Stored entries
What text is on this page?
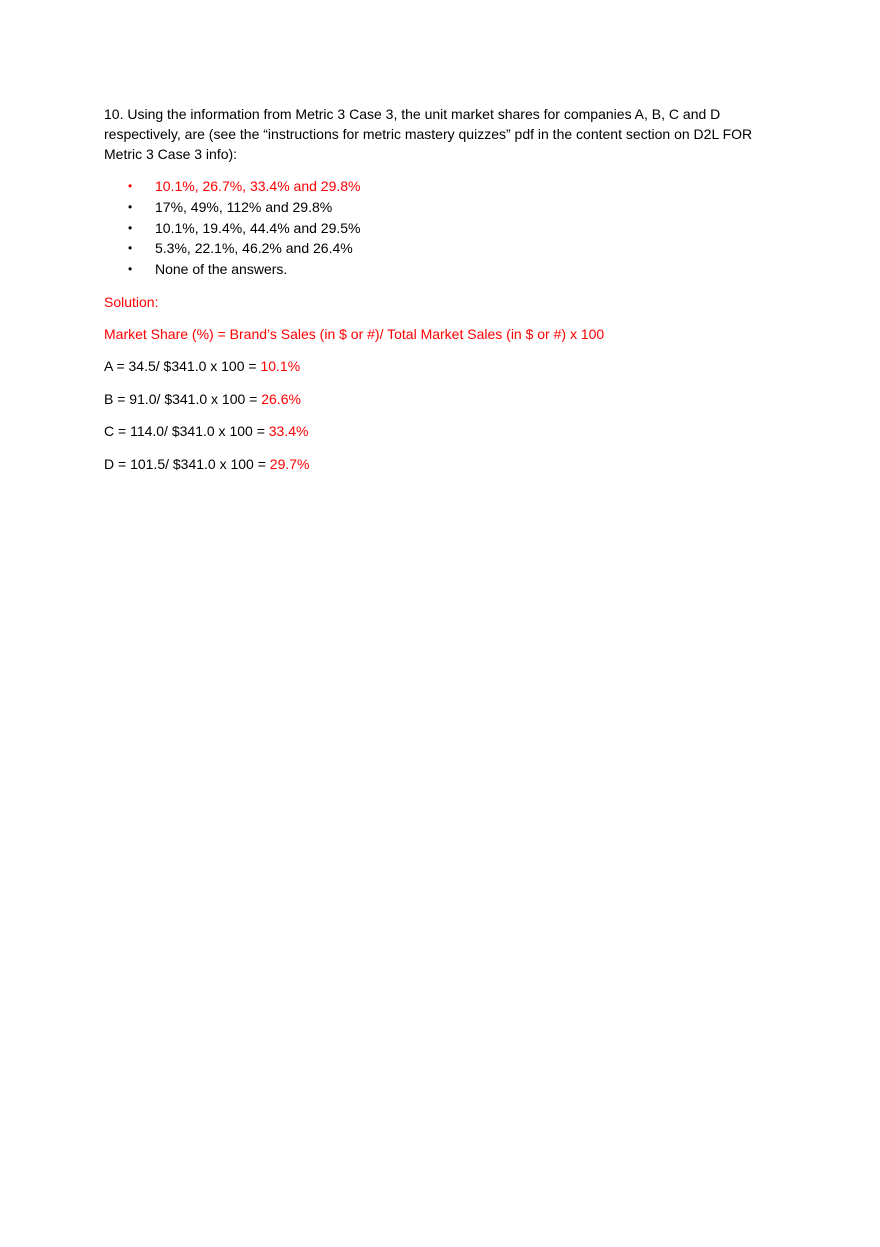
10. Using the information from Metric 3 Case 3, the unit market shares for companies A, B, C and D respectively, are (see the “instructions for metric mastery quizzes” pdf in the content section on D2L FOR Metric 3 Case 3 info):

• 10.1%, 26.7%, 33.4% and 29.8%
• 17%, 49%, 112% and 29.8%
• 10.1%, 19.4%, 44.4% and 29.5%
• 5.3%, 22.1%, 46.2% and 26.4%
• None of the answers.

Solution:

Market Share (%) = Brand’s Sales (in $ or #)/ Total Market Sales (in $ or #) x 100

A = 34.5/ $341.0 x 100 = 10.1%

B = 91.0/ $341.0 x 100 = 26.6%

C = 114.0/ $341.0 x 100 = 33.4%

D = 101.5/ $341.0 x 100 = 29.7%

Directions: Your copy of the data above should match it exactly, except that pictures are left out.

Final result:
What text is on this page?
10. Using the information from Metric 3 Case 3, the unit market shares for companies A, B, C and D respectively, are (see the “instructions for metric mastery quizzes” pdf in the content section on D2L FOR Metric 3 Case 3 info):

• 10.1%, 26.7%, 33.4% and 29.8%
• 17%, 49%, 112% and 29.8%
• 10.1%, 19.4%, 44.4% and 29.5%
• 5.3%, 22.1%, 46.2% and 26.4%
• None of the answers.

Solution:

Market Share (%) = Brand’s Sales (in $ or #)/ Total Market Sales (in $ or #) x 100

A = 34.5/ $341.0 x 100 = 10.1%

B = 91.0/ $341.0 x 100 = 26.6%

C = 114.0/ $341.0 x 100 = 33.4%

D = 101.5/ $341.0 x 100 = 29.7%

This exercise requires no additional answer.